## Task details
Your task is to transcribe all of the data below exactly, omitting the images.

(Items from a dataset)
■ ■ ■

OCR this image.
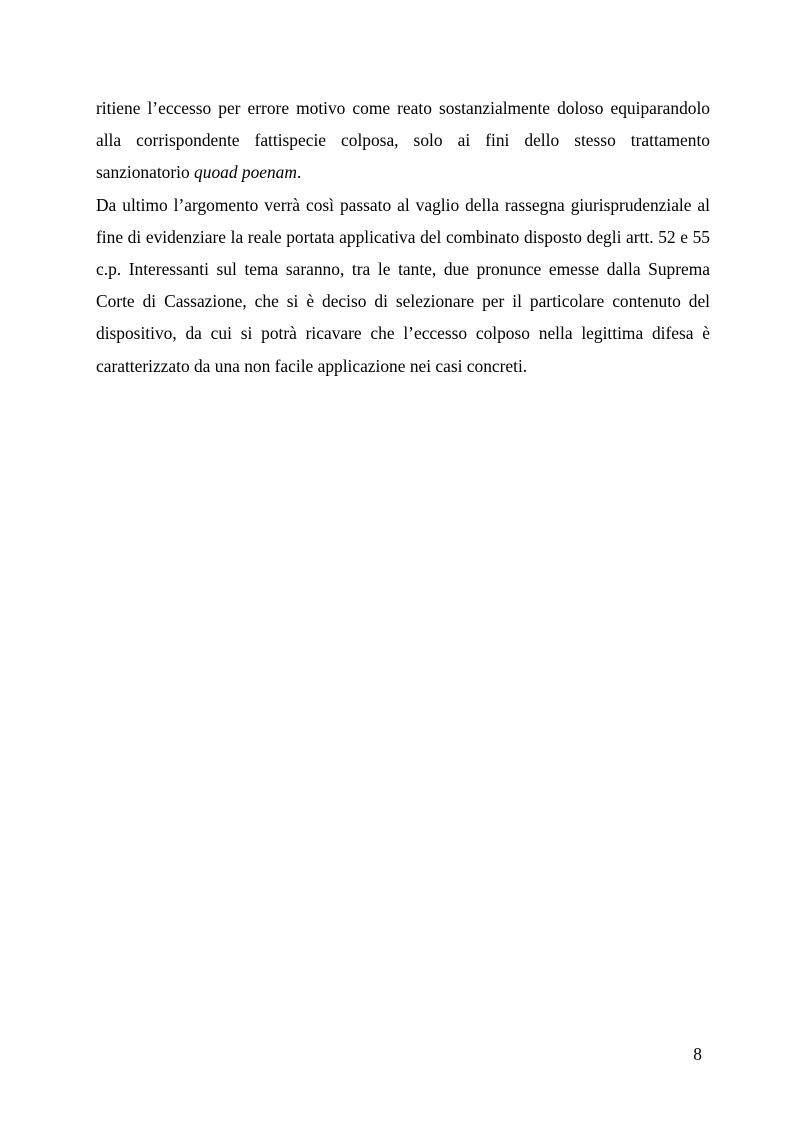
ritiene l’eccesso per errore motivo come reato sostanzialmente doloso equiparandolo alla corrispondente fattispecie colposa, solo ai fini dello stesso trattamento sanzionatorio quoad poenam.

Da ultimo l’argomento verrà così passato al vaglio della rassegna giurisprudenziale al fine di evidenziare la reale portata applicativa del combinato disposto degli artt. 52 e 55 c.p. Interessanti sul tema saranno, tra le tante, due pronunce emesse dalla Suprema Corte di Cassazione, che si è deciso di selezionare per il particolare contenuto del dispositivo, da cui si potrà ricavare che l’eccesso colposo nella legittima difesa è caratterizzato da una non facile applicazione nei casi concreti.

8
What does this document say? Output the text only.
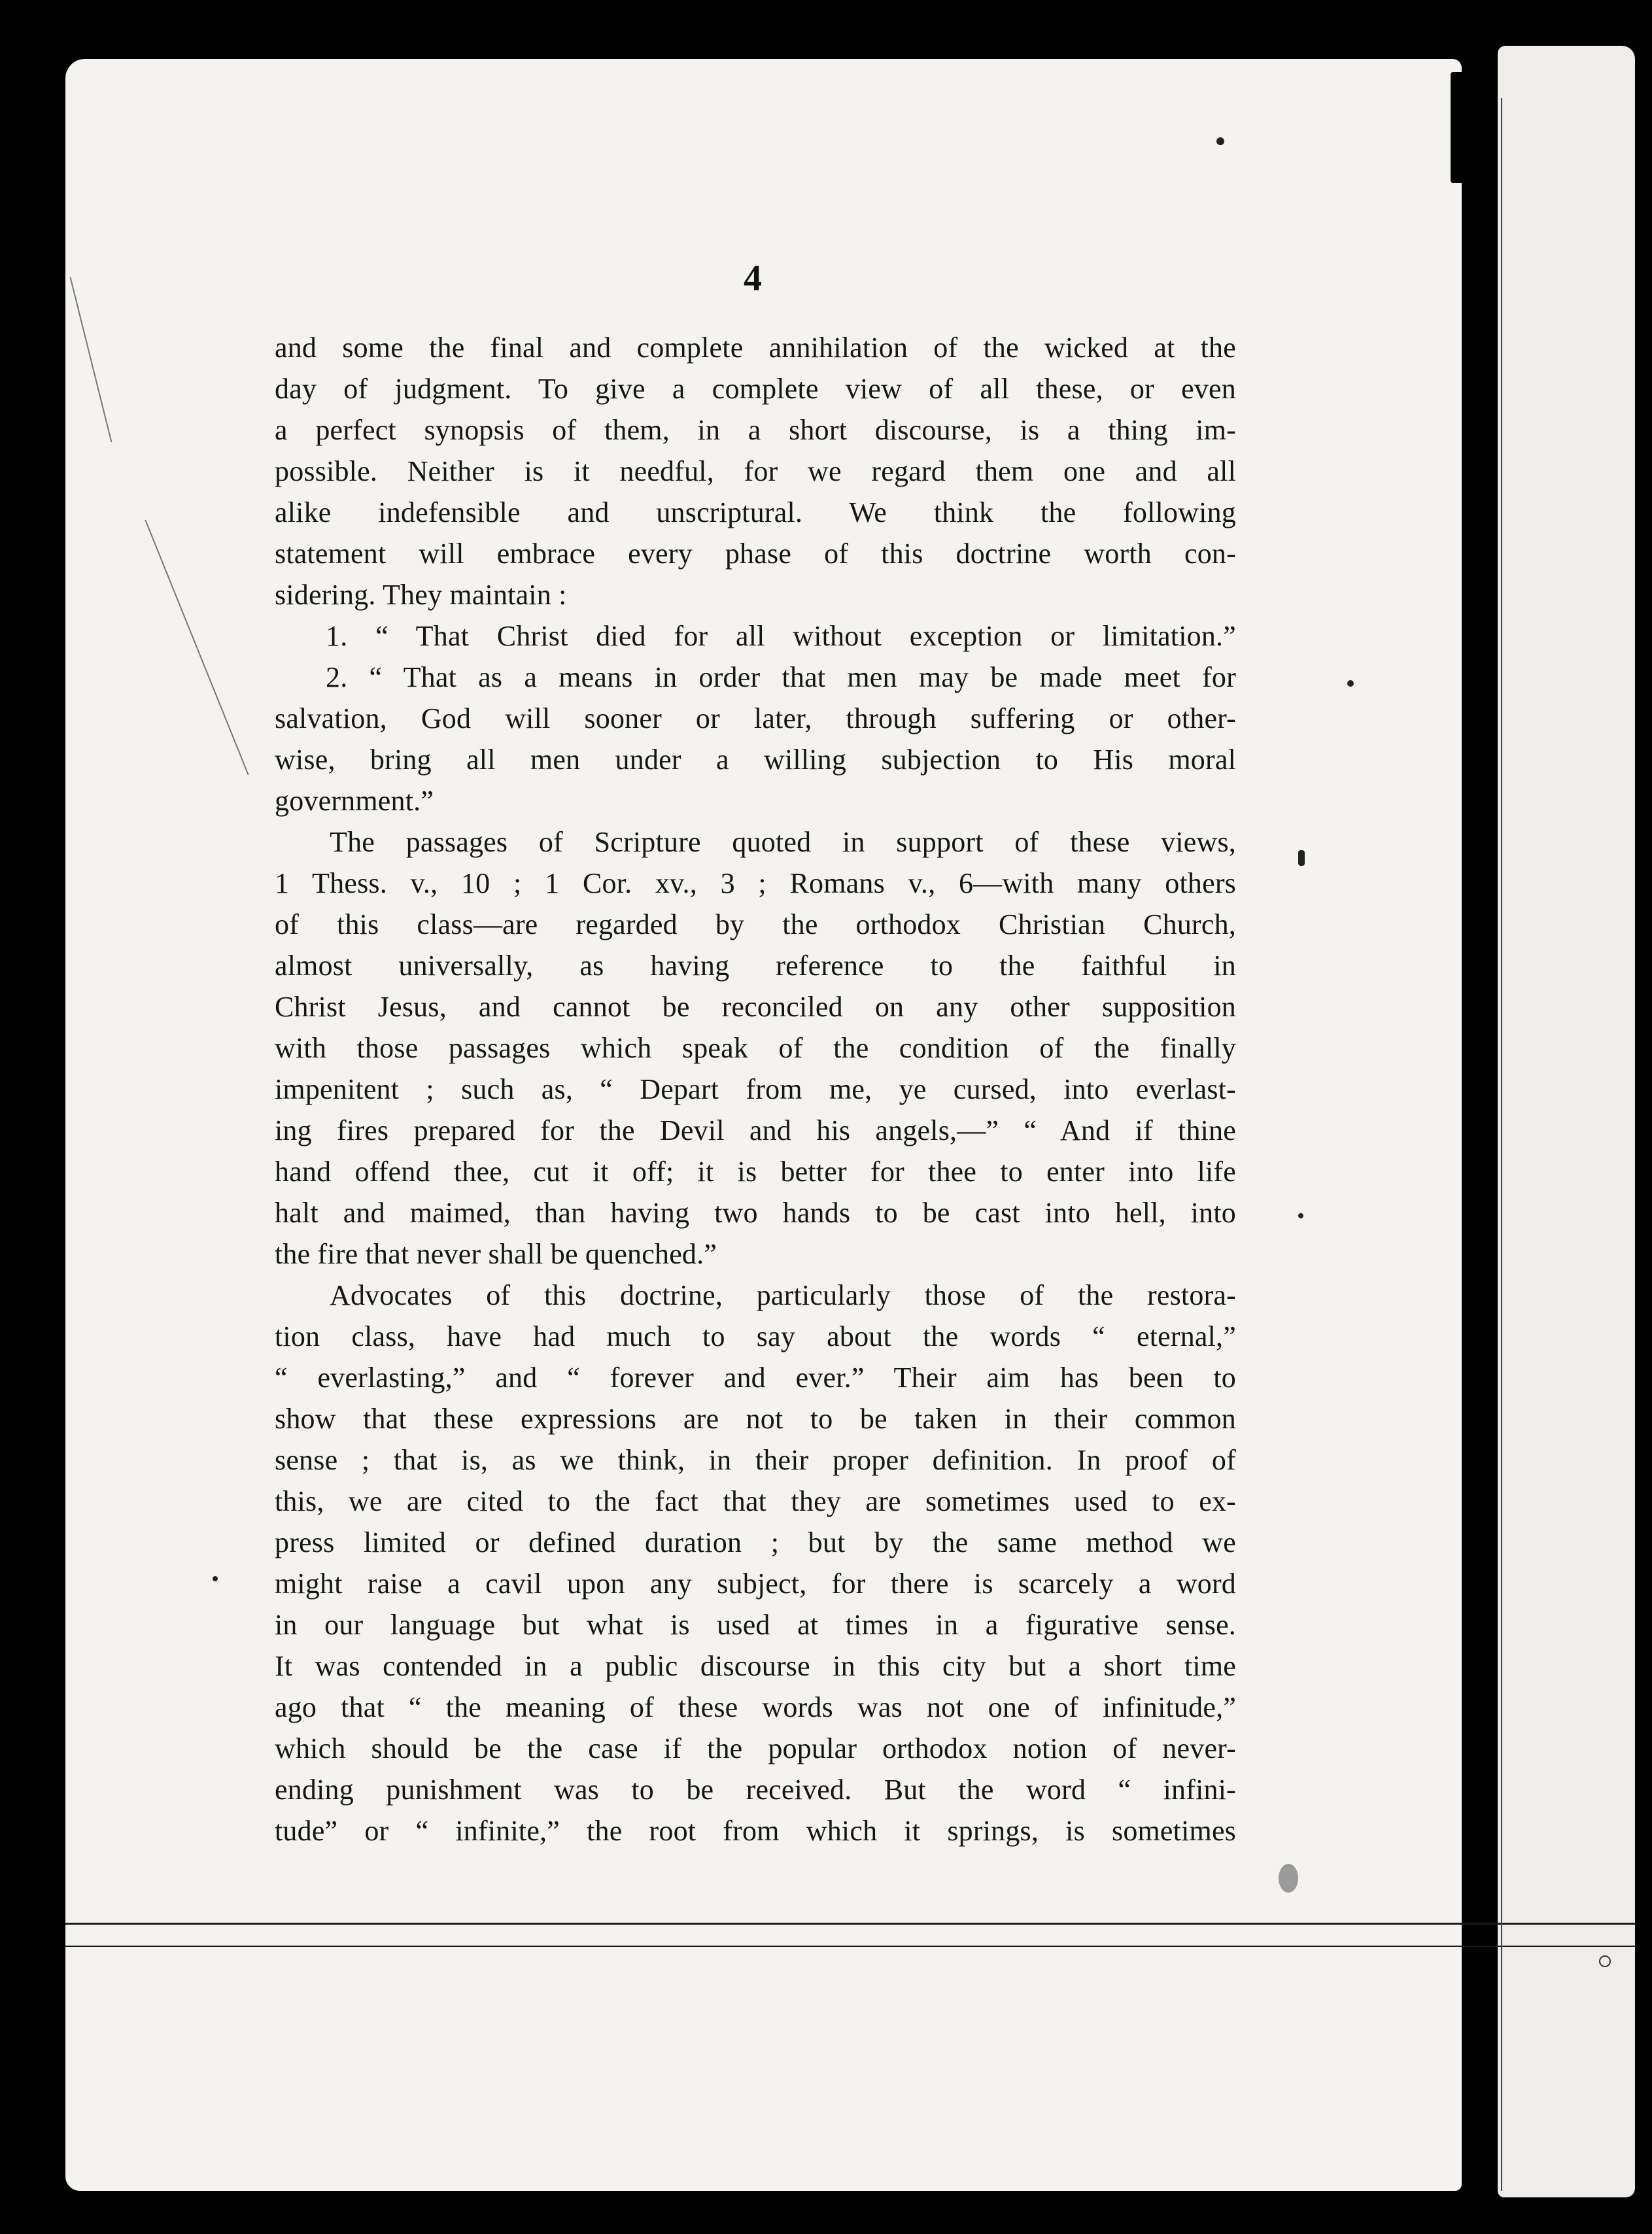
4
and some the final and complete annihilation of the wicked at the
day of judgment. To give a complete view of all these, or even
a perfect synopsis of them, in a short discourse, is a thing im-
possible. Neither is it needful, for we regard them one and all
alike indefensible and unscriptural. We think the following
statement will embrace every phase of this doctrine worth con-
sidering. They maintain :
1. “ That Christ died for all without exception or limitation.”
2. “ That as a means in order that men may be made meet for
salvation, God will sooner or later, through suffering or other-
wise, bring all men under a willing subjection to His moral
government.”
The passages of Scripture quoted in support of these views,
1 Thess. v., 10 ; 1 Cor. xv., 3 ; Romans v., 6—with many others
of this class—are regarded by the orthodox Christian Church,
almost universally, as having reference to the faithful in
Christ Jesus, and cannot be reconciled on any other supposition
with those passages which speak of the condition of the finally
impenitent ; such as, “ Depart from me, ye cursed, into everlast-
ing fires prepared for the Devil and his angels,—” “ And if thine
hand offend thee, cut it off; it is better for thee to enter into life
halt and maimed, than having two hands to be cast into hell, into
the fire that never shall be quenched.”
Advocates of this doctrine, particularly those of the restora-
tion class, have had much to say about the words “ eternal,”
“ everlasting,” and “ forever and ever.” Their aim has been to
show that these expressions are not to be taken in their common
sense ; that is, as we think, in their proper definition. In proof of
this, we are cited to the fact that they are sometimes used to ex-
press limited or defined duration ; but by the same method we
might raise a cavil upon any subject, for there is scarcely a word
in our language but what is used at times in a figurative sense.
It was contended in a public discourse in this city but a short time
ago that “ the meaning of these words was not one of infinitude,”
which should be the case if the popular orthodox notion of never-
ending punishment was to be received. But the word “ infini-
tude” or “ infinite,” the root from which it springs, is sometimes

■ ■ ■

## Final answer
OCR this image.
ritiene l’eccesso per errore motivo come reato sostanzialmente doloso equiparandolo alla corrispondente fattispecie colposa, solo ai fini dello stesso trattamento sanzionatorio quoad poenam.

Da ultimo l’argomento verrà così passato al vaglio della rassegna giurisprudenziale al fine di evidenziare la reale portata applicativa del combinato disposto degli artt. 52 e 55 c.p. Interessanti sul tema saranno, tra le tante, due pronunce emesse dalla Suprema Corte di Cassazione, che si è deciso di selezionare per il particolare contenuto del dispositivo, da cui si potrà ricavare che l’eccesso colposo nella legittima difesa è caratterizzato da una non facile applicazione nei casi concreti.

8
What does this document say? Output the text only.
4
and some the final and complete annihilation of the wicked at the
day of judgment. To give a complete view of all these, or even
a perfect synopsis of them, in a short discourse, is a thing im-
possible. Neither is it needful, for we regard them one and all
alike indefensible and unscriptural. We think the following
statement will embrace every phase of this doctrine worth con-
sidering. They maintain :
1. “ That Christ died for all without exception or limitation.”
2. “ That as a means in order that men may be made meet for
salvation, God will sooner or later, through suffering or other-
wise, bring all men under a willing subjection to His moral
government.”
The passages of Scripture quoted in support of these views,
1 Thess. v., 10 ; 1 Cor. xv., 3 ; Romans v., 6—with many others
of this class—are regarded by the orthodox Christian Church,
almost universally, as having reference to the faithful in
Christ Jesus, and cannot be reconciled on any other supposition
with those passages which speak of the condition of the finally
impenitent ; such as, “ Depart from me, ye cursed, into everlast-
ing fires prepared for the Devil and his angels,—” “ And if thine
hand offend thee, cut it off; it is better for thee to enter into life
halt and maimed, than having two hands to be cast into hell, into
the fire that never shall be quenched.”
Advocates of this doctrine, particularly those of the restora-
tion class, have had much to say about the words “ eternal,”
“ everlasting,” and “ forever and ever.” Their aim has been to
show that these expressions are not to be taken in their common
sense ; that is, as we think, in their proper definition. In proof of
this, we are cited to the fact that they are sometimes used to ex-
press limited or defined duration ; but by the same method we
might raise a cavil upon any subject, for there is scarcely a word
in our language but what is used at times in a figurative sense.
It was contended in a public discourse in this city but a short time
ago that “ the meaning of these words was not one of infinitude,”
which should be the case if the popular orthodox notion of never-
ending punishment was to be received. But the word “ infini-
tude” or “ infinite,” the root from which it springs, is sometimes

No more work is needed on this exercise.